• _Short problem_: Copy every line of the entries that includes the word "color".

Stored records
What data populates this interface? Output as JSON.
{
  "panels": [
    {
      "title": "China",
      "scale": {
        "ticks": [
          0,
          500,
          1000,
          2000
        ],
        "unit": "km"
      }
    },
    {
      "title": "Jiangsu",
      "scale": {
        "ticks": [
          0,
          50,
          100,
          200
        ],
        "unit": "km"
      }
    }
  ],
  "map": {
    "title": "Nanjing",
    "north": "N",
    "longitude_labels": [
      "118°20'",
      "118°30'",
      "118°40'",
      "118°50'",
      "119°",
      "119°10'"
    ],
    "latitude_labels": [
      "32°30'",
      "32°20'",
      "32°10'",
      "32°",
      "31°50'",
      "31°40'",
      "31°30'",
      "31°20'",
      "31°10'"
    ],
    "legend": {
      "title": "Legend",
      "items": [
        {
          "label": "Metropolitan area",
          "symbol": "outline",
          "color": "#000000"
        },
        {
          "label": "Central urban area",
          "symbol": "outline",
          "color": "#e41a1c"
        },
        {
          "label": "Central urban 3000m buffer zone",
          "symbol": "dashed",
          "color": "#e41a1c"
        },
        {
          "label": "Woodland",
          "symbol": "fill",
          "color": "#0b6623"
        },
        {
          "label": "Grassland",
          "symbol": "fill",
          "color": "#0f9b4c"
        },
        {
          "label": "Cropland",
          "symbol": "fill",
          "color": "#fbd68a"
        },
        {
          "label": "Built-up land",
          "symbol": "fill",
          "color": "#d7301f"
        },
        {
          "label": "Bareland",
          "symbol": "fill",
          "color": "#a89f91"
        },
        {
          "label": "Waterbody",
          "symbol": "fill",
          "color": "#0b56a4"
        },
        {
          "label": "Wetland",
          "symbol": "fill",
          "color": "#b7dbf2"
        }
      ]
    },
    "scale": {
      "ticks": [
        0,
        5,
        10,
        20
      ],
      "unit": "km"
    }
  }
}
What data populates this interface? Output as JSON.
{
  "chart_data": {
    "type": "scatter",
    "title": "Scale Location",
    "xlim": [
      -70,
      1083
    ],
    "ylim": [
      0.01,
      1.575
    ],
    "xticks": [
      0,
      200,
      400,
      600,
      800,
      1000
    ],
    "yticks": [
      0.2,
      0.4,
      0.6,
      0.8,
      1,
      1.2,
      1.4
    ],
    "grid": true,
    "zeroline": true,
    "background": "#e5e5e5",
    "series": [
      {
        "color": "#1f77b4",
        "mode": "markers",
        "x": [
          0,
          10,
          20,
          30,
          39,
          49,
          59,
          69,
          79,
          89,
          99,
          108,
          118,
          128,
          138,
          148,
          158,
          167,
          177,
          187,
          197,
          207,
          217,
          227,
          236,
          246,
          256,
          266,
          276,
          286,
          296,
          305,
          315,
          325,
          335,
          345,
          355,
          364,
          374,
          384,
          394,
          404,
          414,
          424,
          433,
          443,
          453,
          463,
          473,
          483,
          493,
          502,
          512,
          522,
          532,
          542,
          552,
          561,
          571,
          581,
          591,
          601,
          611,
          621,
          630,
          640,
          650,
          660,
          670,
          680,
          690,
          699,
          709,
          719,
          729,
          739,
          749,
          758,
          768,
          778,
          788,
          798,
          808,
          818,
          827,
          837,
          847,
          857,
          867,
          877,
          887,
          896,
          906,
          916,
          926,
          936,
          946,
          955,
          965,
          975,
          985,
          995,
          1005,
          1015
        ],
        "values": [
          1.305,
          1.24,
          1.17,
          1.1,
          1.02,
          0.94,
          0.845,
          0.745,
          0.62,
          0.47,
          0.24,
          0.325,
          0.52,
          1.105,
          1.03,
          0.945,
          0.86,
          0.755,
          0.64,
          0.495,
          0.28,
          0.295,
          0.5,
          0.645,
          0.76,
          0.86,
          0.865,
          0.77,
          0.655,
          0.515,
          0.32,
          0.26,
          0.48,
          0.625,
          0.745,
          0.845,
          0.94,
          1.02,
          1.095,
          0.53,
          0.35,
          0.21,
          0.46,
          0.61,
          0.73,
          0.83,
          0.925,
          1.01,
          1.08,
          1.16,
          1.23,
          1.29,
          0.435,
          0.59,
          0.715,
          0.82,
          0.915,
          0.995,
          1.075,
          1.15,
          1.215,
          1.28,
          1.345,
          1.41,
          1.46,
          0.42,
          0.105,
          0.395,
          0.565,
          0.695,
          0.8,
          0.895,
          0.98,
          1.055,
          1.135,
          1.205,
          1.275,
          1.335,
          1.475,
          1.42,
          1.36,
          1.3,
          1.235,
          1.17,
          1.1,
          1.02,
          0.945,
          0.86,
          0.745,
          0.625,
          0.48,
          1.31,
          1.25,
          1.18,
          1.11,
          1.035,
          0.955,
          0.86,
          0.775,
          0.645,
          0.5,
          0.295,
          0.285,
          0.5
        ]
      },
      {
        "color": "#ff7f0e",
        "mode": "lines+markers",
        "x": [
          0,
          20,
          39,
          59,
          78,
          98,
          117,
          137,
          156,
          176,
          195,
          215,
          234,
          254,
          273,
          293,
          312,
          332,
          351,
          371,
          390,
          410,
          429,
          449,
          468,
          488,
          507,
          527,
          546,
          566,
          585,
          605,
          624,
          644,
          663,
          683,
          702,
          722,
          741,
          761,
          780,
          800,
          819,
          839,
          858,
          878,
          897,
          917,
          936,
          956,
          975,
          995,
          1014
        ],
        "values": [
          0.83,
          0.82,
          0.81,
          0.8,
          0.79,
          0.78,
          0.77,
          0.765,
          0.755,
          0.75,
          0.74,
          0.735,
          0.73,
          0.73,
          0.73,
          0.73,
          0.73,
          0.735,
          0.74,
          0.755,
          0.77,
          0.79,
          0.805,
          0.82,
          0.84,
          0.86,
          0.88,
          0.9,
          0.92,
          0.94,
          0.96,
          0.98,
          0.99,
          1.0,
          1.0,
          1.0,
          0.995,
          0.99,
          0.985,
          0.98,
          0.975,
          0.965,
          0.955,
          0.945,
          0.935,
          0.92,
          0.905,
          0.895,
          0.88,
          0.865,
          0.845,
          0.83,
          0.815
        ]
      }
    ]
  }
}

• _Finished answer_:
          "color": "#000000"
          "color": "#e41a1c"
          "color": "#e41a1c"
          "color": "#0b6623"
          "color": "#0f9b4c"
          "color": "#fbd68a"
          "color": "#d7301f"
          "color": "#a89f91"
          "color": "#0b56a4"
          "color": "#b7dbf2"
        "color": "#1f77b4",
        "color": "#ff7f0e",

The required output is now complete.